What is needed: Return a copy of each line that holds the string "SALT".
##### Dataset entries #####
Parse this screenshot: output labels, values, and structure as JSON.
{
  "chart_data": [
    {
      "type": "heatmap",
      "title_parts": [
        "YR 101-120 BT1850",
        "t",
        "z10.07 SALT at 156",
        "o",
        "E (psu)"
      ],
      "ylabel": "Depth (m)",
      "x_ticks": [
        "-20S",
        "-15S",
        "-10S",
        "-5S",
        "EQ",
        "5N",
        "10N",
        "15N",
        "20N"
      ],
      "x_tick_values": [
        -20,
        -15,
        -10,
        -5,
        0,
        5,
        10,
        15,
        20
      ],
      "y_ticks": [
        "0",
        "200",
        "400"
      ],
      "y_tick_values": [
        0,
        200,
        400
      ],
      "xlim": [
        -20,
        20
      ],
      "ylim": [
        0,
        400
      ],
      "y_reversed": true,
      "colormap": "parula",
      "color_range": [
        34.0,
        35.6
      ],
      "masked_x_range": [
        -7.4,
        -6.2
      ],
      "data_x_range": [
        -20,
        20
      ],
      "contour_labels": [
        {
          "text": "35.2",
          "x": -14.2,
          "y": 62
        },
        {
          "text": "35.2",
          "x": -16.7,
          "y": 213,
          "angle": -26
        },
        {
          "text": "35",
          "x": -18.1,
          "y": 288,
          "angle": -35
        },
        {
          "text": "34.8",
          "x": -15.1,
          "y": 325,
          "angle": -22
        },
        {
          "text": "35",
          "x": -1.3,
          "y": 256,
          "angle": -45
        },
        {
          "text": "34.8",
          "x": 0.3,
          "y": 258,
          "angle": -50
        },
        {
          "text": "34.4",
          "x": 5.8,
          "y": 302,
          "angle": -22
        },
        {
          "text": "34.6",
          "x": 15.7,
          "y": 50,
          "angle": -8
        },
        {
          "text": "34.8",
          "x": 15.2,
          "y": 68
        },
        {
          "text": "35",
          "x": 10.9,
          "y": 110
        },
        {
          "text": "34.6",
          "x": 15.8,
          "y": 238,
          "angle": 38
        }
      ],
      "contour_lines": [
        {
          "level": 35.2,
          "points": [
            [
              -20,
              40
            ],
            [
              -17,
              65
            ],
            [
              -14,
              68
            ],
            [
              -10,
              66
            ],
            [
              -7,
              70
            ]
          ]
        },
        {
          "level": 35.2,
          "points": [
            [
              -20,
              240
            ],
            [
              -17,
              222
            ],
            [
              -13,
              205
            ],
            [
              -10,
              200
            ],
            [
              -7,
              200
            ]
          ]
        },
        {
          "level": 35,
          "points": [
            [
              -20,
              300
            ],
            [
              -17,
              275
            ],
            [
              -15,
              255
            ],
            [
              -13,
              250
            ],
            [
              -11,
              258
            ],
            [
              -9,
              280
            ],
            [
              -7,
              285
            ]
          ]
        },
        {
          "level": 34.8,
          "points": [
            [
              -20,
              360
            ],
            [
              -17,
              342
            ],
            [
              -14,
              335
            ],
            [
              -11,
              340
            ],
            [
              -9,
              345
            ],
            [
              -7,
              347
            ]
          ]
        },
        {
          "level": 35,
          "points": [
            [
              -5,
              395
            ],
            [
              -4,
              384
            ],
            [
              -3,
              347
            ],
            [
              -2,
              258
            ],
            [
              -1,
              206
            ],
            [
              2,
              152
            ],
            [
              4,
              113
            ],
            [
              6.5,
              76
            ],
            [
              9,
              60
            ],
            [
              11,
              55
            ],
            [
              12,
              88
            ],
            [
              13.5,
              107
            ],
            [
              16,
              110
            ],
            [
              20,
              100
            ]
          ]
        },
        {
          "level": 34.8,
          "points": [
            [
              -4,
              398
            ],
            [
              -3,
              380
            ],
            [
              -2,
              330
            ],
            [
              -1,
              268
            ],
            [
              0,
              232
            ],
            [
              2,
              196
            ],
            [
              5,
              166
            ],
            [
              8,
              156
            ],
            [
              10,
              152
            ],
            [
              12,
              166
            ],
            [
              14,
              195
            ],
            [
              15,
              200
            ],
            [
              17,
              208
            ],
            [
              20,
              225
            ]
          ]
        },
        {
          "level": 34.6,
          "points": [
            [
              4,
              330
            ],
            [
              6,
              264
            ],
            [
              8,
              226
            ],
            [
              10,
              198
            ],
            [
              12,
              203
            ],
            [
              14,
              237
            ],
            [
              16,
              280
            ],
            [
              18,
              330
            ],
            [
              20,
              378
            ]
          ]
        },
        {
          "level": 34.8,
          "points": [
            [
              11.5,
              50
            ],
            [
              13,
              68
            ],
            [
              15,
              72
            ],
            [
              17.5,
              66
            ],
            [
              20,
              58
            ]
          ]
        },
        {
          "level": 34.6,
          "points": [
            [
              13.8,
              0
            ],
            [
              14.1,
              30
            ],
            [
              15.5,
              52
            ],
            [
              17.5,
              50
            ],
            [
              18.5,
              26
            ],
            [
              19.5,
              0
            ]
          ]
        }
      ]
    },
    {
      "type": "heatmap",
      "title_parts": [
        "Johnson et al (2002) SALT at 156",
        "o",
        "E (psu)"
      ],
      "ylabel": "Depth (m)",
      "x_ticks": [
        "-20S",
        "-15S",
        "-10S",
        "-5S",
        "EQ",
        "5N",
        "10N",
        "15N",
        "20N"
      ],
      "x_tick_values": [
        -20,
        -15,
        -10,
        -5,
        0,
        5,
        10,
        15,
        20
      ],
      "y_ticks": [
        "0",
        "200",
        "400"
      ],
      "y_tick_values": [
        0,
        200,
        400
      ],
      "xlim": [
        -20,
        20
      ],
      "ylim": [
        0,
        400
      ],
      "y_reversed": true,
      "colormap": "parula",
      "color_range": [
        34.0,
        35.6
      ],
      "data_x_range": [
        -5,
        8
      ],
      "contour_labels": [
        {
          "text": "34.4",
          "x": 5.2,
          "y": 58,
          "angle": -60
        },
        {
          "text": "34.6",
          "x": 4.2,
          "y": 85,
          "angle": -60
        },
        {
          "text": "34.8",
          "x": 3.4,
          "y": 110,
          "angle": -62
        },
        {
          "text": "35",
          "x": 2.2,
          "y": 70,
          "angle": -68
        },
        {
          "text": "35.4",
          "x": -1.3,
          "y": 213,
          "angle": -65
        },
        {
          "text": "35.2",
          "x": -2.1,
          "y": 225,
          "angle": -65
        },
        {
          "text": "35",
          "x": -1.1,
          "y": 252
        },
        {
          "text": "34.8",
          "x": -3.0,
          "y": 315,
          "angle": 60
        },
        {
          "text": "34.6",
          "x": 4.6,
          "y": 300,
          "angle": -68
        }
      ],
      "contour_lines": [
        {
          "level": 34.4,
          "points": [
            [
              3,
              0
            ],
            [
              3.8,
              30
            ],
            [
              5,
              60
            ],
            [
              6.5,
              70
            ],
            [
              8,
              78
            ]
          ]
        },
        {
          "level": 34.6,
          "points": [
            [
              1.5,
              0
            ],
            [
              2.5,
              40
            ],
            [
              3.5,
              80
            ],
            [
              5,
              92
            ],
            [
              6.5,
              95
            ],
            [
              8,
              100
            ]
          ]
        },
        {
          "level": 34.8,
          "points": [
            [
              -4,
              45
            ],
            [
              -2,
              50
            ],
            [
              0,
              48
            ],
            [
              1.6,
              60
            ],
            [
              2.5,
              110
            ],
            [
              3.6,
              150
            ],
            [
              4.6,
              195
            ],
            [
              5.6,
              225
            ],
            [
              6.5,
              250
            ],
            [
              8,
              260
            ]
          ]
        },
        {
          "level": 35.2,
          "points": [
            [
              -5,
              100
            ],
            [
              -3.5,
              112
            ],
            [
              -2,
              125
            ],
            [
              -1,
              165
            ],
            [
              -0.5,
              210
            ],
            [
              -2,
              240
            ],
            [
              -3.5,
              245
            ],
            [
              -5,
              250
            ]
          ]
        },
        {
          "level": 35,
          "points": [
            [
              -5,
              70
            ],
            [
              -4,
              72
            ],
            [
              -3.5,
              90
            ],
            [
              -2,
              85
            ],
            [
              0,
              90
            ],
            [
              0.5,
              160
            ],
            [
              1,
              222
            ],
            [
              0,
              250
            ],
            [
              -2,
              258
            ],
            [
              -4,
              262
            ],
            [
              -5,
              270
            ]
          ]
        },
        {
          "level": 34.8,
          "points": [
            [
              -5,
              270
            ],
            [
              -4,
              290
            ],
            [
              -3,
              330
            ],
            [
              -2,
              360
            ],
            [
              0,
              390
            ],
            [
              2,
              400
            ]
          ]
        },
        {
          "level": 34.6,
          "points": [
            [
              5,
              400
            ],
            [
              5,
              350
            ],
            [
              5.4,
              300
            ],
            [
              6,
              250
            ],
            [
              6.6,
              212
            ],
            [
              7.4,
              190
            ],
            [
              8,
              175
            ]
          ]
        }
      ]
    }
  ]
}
#####
Response to this task:
        "z10.07 SALT at 156",
        "Johnson et al (2002) SALT at 156",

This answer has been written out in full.